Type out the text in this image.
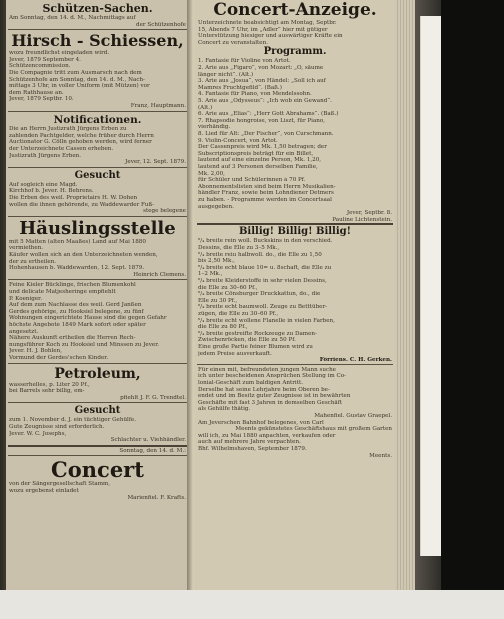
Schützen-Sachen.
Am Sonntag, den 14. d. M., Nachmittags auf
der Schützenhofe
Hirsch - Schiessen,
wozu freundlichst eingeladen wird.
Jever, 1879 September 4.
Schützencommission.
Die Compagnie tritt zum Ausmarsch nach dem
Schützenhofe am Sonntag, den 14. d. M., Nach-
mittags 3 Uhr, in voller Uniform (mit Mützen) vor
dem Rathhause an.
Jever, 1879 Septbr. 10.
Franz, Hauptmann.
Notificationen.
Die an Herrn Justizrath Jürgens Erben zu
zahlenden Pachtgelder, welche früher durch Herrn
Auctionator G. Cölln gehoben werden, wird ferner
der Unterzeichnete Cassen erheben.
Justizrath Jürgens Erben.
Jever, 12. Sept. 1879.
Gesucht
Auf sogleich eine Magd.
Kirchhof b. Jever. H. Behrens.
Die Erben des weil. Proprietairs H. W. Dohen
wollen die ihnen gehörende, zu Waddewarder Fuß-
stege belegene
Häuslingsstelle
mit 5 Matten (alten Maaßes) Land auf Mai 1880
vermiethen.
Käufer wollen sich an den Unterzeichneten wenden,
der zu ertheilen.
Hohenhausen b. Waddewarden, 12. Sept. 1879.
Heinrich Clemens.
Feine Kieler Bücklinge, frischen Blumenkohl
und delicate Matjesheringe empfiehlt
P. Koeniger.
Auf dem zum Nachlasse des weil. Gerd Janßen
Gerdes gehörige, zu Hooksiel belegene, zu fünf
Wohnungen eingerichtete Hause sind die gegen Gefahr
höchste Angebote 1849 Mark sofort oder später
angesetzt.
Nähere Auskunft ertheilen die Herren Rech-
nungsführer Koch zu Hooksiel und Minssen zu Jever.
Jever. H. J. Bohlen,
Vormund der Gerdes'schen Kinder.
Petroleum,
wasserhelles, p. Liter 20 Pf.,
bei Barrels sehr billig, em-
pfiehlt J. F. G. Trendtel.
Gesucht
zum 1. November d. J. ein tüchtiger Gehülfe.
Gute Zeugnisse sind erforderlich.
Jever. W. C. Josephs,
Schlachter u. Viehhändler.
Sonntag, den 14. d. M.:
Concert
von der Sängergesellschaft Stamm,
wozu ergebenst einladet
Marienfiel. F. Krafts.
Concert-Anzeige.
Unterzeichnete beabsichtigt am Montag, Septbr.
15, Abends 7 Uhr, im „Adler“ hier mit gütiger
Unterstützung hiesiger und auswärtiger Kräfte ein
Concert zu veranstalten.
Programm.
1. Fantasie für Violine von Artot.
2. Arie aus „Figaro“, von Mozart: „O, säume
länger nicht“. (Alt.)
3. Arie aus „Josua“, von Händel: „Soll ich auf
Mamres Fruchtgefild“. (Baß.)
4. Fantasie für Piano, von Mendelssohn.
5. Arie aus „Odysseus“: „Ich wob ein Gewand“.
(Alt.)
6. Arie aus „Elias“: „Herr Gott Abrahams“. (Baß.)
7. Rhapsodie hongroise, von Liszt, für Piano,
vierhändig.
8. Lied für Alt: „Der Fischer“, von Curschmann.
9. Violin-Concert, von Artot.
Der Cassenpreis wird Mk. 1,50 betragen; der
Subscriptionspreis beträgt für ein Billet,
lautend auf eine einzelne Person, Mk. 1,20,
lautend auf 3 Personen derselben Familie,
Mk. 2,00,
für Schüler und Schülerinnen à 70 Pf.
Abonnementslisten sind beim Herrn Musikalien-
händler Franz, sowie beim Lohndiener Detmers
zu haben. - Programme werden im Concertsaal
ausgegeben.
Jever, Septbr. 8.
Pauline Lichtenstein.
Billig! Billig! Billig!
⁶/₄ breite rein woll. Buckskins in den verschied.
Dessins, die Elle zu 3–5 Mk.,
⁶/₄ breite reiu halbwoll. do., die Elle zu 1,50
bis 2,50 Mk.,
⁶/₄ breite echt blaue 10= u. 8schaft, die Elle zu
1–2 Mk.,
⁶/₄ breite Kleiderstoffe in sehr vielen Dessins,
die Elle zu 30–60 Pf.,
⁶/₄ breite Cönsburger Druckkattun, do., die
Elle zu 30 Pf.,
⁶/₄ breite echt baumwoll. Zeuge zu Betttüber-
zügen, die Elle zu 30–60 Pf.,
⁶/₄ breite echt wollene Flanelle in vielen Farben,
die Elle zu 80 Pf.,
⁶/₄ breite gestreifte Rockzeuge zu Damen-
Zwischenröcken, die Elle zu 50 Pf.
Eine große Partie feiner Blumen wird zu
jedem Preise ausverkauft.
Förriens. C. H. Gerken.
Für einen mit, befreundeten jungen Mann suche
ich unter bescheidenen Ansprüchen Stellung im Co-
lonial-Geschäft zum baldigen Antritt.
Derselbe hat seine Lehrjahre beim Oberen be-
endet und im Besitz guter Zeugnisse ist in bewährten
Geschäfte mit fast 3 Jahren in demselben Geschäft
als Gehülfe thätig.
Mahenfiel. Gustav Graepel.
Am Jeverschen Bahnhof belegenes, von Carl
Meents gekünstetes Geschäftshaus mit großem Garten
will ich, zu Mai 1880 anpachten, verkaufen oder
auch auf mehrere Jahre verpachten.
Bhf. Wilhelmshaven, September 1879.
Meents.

-=-=-=-=-

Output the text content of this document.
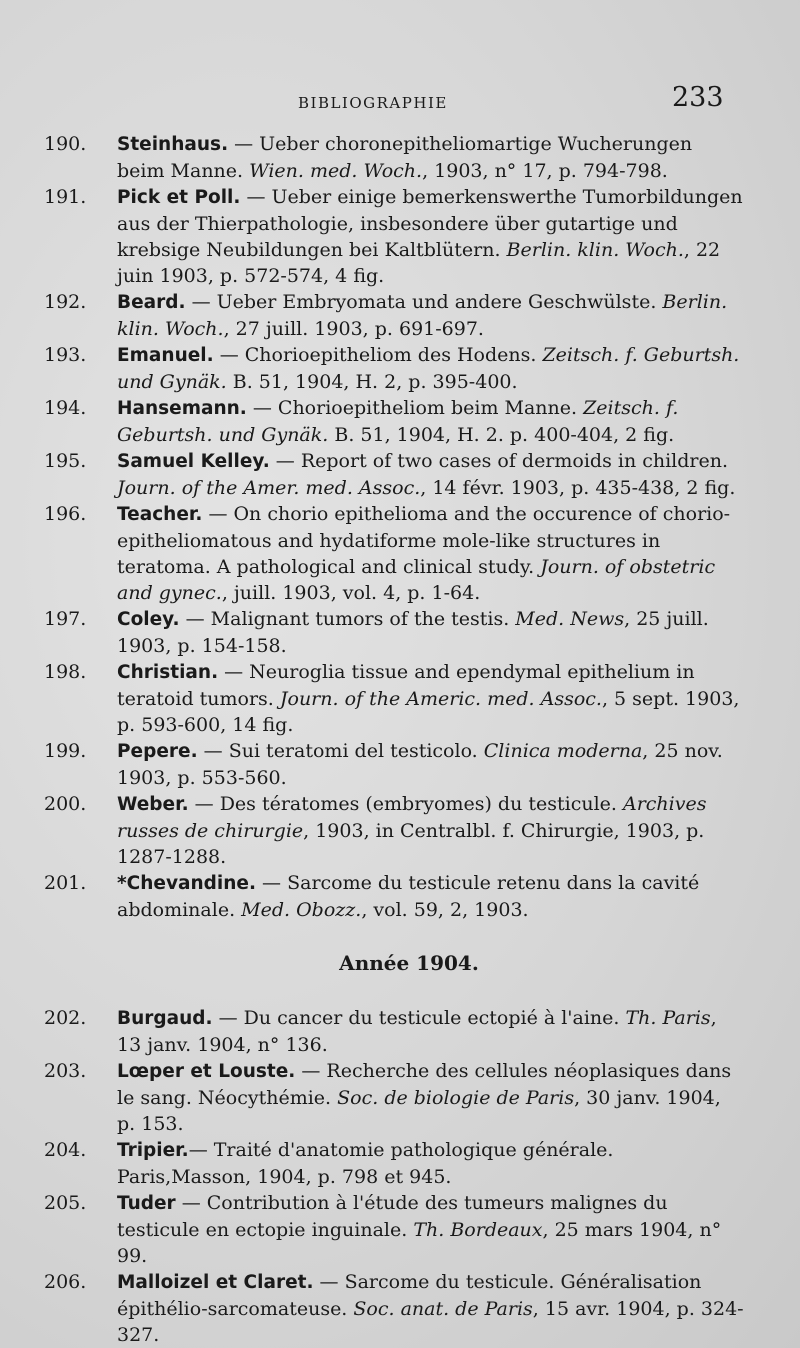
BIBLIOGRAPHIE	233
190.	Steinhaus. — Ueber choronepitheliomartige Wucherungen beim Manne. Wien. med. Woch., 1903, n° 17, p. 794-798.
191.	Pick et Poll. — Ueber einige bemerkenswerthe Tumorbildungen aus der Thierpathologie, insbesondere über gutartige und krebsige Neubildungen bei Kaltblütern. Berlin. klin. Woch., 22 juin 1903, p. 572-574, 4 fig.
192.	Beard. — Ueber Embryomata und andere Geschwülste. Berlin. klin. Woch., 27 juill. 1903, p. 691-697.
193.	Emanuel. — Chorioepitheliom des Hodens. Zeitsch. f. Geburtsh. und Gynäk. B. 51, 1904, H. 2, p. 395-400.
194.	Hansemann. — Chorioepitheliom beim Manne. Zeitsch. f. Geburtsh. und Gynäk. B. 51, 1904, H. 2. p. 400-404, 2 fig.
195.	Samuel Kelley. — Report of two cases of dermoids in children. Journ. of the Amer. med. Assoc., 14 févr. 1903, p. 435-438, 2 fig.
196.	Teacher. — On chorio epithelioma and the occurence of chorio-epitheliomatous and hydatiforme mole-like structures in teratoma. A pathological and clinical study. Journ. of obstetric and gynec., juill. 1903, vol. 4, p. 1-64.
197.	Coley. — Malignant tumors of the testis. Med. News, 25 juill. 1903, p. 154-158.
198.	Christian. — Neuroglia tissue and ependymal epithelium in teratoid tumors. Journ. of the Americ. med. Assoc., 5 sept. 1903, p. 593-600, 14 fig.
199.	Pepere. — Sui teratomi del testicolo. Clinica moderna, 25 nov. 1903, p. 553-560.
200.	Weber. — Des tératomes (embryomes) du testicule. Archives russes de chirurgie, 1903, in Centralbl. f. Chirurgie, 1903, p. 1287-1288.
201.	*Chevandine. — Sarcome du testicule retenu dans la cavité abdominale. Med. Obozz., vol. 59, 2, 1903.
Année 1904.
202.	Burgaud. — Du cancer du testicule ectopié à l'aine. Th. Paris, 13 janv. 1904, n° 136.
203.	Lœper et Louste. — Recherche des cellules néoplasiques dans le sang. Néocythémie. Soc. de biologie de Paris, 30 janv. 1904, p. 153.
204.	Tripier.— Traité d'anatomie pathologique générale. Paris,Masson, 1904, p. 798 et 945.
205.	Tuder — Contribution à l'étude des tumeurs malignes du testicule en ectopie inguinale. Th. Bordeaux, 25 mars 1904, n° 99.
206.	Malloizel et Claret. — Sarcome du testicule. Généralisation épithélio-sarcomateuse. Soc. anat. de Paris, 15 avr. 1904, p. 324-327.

-=-=-=-=-

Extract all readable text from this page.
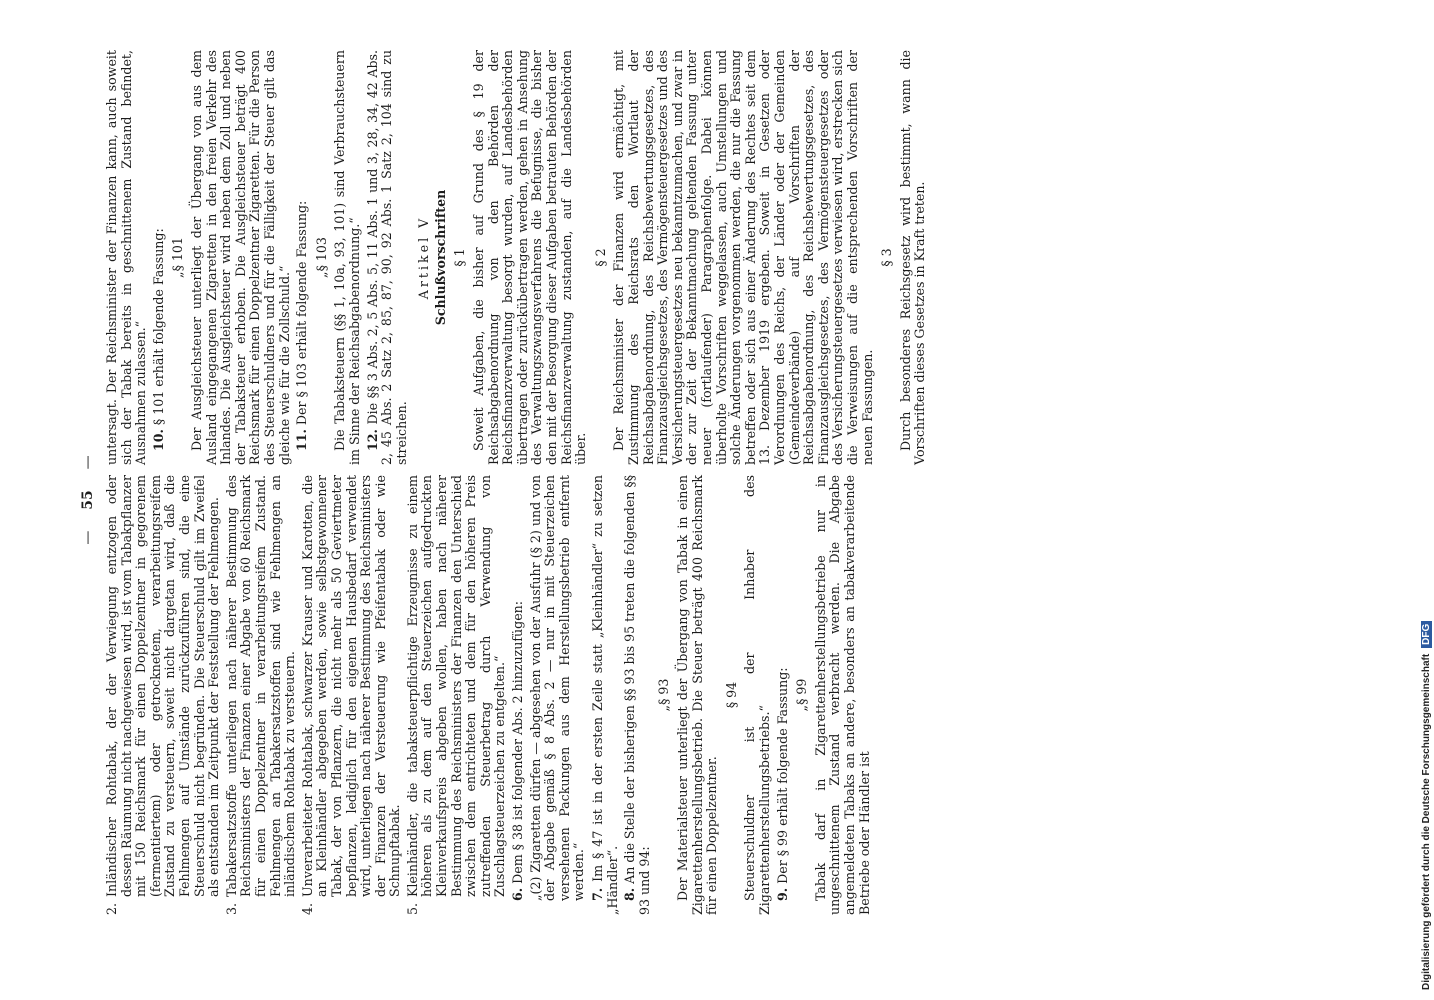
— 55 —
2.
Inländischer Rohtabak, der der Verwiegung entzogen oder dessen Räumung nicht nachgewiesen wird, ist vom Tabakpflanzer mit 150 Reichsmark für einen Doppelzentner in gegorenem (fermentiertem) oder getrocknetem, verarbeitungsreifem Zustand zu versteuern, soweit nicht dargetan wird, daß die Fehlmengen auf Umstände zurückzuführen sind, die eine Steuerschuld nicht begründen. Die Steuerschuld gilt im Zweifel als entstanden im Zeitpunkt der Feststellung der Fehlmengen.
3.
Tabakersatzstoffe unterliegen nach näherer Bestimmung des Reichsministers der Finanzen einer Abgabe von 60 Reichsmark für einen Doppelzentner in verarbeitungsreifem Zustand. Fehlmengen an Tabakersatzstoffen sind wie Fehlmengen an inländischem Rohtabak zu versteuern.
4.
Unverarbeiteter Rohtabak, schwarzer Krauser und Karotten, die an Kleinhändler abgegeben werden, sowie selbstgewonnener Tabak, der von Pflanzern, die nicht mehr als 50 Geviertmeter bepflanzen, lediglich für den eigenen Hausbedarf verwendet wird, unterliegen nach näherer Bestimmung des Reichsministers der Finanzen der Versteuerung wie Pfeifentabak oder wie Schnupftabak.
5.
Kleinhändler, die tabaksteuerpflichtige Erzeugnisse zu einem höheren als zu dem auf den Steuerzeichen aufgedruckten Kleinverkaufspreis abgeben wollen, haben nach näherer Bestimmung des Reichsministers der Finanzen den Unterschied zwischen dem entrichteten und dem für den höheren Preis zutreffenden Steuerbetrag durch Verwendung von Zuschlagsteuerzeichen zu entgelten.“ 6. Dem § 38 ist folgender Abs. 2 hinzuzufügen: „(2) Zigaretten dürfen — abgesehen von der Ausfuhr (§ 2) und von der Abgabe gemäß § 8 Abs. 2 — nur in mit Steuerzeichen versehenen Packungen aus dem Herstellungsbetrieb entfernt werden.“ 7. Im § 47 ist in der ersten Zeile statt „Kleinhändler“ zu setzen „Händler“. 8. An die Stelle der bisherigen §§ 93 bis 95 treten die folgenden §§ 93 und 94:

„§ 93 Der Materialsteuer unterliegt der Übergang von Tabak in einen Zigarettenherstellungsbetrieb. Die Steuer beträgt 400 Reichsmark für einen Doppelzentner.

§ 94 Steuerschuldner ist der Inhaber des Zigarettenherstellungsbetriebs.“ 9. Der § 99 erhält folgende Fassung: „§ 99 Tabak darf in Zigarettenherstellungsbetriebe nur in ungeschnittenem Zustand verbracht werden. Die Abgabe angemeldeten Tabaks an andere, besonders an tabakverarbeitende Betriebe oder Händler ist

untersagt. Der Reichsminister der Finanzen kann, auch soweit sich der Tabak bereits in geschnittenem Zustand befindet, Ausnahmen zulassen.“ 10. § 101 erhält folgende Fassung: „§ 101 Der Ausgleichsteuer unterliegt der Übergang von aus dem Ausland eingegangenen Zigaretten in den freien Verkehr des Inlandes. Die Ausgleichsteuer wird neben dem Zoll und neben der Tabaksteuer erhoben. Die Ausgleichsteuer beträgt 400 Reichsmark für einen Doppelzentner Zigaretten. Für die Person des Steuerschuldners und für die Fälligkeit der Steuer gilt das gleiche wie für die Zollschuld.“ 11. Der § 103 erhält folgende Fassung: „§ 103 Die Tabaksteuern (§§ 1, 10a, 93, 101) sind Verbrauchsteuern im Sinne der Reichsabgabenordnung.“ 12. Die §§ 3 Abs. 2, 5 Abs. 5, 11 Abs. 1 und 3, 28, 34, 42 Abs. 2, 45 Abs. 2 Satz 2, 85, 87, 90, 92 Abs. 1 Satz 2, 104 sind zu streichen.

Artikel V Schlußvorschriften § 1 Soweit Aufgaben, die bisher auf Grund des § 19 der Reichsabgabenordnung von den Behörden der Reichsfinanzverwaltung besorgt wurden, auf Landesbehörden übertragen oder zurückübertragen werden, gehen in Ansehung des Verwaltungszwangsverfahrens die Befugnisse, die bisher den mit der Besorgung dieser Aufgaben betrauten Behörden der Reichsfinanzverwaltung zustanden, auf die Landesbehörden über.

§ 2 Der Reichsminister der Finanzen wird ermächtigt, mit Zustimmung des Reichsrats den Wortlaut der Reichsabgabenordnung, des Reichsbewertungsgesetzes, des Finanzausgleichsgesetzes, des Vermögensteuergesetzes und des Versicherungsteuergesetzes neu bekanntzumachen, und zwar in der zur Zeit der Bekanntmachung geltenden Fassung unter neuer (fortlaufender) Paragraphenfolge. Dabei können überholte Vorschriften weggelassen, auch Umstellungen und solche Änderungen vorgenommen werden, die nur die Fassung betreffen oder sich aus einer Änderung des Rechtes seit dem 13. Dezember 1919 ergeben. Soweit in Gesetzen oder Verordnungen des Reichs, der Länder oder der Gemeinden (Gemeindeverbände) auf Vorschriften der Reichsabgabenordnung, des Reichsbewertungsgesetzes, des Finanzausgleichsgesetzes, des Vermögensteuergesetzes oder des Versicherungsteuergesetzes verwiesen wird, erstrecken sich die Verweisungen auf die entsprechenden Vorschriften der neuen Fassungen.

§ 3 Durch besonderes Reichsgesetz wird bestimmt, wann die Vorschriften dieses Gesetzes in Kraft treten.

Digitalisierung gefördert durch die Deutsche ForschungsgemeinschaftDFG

-=-=-=-=-

** YOUR TASK **
If a line above contains the word "Gynäk", list it.

** WRITTEN RESPONSE **
193.	Emanuel. — Chorioepitheliom des Hodens. Zeitsch. f. Geburtsh. und Gynäk. B. 51, 1904, H. 2, p. 395-400.
194.	Hansemann. — Chorioepitheliom beim Manne. Zeitsch. f. Geburtsh. und Gynäk. B. 51, 1904, H. 2. p. 400-404, 2 fig.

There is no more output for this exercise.